# GOAL OF THE EXERCISE
In the data that follows, count the lines in which the word "income" occurs, and report that figure alone.

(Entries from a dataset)
┌────────
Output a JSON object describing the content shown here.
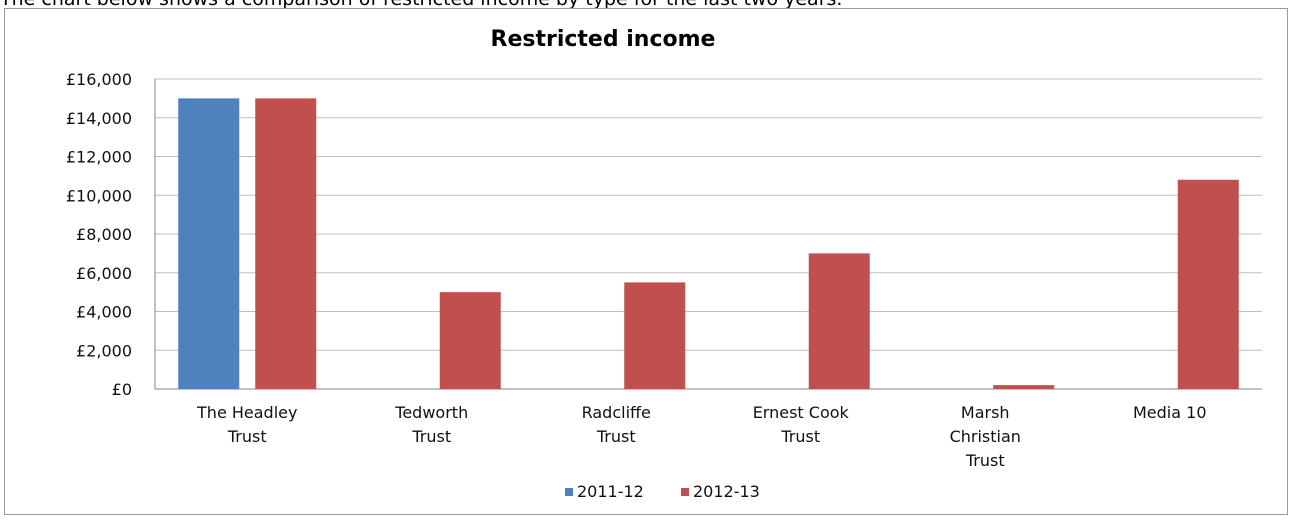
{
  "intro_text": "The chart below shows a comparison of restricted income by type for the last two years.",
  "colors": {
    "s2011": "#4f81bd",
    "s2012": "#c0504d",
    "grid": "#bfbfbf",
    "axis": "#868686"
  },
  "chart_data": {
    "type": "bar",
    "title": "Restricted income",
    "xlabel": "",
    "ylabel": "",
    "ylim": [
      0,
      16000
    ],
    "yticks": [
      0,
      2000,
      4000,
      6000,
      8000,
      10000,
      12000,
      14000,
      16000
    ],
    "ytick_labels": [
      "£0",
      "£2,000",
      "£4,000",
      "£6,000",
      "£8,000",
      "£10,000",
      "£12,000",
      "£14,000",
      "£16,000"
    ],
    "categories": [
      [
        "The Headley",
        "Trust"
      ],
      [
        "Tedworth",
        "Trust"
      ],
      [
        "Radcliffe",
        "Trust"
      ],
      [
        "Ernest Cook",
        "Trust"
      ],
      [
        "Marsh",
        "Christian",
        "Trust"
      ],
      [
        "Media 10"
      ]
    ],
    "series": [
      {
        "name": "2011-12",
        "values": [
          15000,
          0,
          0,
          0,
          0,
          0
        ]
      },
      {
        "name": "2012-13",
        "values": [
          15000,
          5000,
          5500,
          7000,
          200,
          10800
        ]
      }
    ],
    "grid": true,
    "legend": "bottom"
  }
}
└────────
# TASK RESPONSE
2